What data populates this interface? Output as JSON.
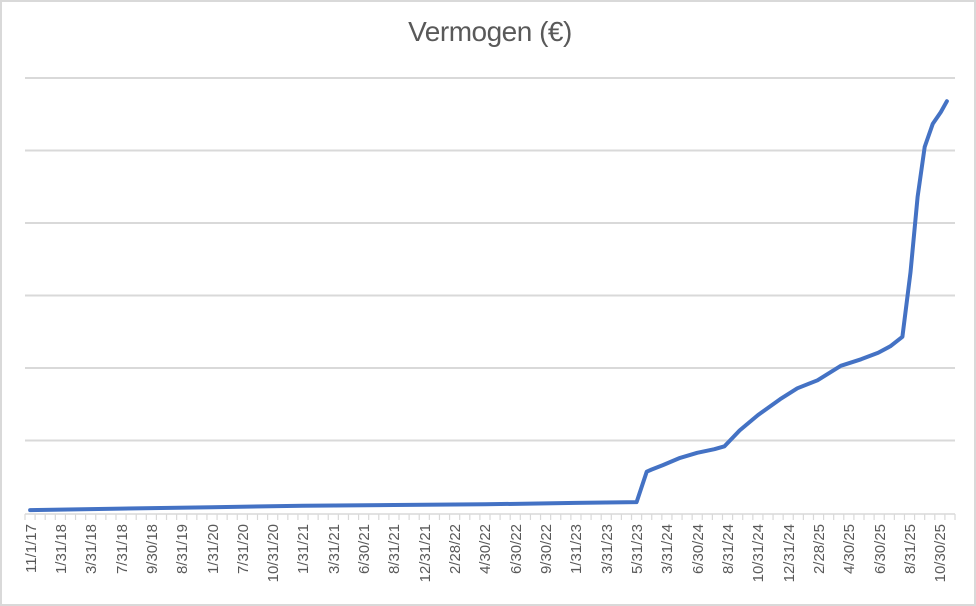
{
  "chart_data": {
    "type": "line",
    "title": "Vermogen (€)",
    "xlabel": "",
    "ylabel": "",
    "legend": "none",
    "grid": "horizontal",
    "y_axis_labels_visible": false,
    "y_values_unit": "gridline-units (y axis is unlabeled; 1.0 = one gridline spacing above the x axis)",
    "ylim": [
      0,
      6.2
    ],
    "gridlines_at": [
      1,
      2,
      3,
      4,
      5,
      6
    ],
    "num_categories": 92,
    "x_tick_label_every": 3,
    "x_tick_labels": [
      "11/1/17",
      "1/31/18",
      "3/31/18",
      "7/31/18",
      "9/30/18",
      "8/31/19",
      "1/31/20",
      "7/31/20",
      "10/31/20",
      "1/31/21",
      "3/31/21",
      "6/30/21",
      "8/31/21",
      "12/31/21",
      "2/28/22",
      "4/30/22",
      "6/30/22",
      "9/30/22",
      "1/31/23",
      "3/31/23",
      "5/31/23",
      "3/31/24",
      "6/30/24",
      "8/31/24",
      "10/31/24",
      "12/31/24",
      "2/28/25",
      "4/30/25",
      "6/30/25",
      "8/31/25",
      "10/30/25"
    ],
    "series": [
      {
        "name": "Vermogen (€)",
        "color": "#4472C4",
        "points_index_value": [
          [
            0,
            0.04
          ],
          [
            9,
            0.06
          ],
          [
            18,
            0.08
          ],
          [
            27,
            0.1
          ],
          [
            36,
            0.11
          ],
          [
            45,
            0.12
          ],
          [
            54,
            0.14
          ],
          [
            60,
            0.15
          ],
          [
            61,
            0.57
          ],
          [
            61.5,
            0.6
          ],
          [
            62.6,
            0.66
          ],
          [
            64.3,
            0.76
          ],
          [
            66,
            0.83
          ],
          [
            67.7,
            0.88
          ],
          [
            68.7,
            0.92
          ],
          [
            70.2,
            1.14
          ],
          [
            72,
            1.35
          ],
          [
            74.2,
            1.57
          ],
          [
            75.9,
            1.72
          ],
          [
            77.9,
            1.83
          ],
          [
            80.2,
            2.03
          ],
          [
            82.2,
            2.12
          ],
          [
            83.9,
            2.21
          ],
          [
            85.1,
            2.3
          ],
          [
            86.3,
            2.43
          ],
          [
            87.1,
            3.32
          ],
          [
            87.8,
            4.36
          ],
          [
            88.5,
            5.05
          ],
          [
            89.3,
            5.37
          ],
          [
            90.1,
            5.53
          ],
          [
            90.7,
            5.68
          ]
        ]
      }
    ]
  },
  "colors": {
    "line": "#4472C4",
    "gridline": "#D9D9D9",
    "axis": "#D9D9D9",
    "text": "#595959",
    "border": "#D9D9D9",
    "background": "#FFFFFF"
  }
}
==========
Task requirements:
Reproduce all the records verbatim, excluding images.

Expected answer:
What data populates this interface? Output as JSON.
{
  "chart_data": {
    "type": "line",
    "title": "Vermogen (€)",
    "xlabel": "",
    "ylabel": "",
    "legend": "none",
    "grid": "horizontal",
    "y_axis_labels_visible": false,
    "y_values_unit": "gridline-units (y axis is unlabeled; 1.0 = one gridline spacing above the x axis)",
    "ylim": [
      0,
      6.2
    ],
    "gridlines_at": [
      1,
      2,
      3,
      4,
      5,
      6
    ],
    "num_categories": 92,
    "x_tick_label_every": 3,
    "x_tick_labels": [
      "11/1/17",
      "1/31/18",
      "3/31/18",
      "7/31/18",
      "9/30/18",
      "8/31/19",
      "1/31/20",
      "7/31/20",
      "10/31/20",
      "1/31/21",
      "3/31/21",
      "6/30/21",
      "8/31/21",
      "12/31/21",
      "2/28/22",
      "4/30/22",
      "6/30/22",
      "9/30/22",
      "1/31/23",
      "3/31/23",
      "5/31/23",
      "3/31/24",
      "6/30/24",
      "8/31/24",
      "10/31/24",
      "12/31/24",
      "2/28/25",
      "4/30/25",
      "6/30/25",
      "8/31/25",
      "10/30/25"
    ],
    "series": [
      {
        "name": "Vermogen (€)",
        "color": "#4472C4",
        "points_index_value": [
          [
            0,
            0.04
          ],
          [
            9,
            0.06
          ],
          [
            18,
            0.08
          ],
          [
            27,
            0.1
          ],
          [
            36,
            0.11
          ],
          [
            45,
            0.12
          ],
          [
            54,
            0.14
          ],
          [
            60,
            0.15
          ],
          [
            61,
            0.57
          ],
          [
            61.5,
            0.6
          ],
          [
            62.6,
            0.66
          ],
          [
            64.3,
            0.76
          ],
          [
            66,
            0.83
          ],
          [
            67.7,
            0.88
          ],
          [
            68.7,
            0.92
          ],
          [
            70.2,
            1.14
          ],
          [
            72,
            1.35
          ],
          [
            74.2,
            1.57
          ],
          [
            75.9,
            1.72
          ],
          [
            77.9,
            1.83
          ],
          [
            80.2,
            2.03
          ],
          [
            82.2,
            2.12
          ],
          [
            83.9,
            2.21
          ],
          [
            85.1,
            2.3
          ],
          [
            86.3,
            2.43
          ],
          [
            87.1,
            3.32
          ],
          [
            87.8,
            4.36
          ],
          [
            88.5,
            5.05
          ],
          [
            89.3,
            5.37
          ],
          [
            90.1,
            5.53
          ],
          [
            90.7,
            5.68
          ]
        ]
      }
    ]
  },
  "colors": {
    "line": "#4472C4",
    "gridline": "#D9D9D9",
    "axis": "#D9D9D9",
    "text": "#595959",
    "border": "#D9D9D9",
    "background": "#FFFFFF"
  }
}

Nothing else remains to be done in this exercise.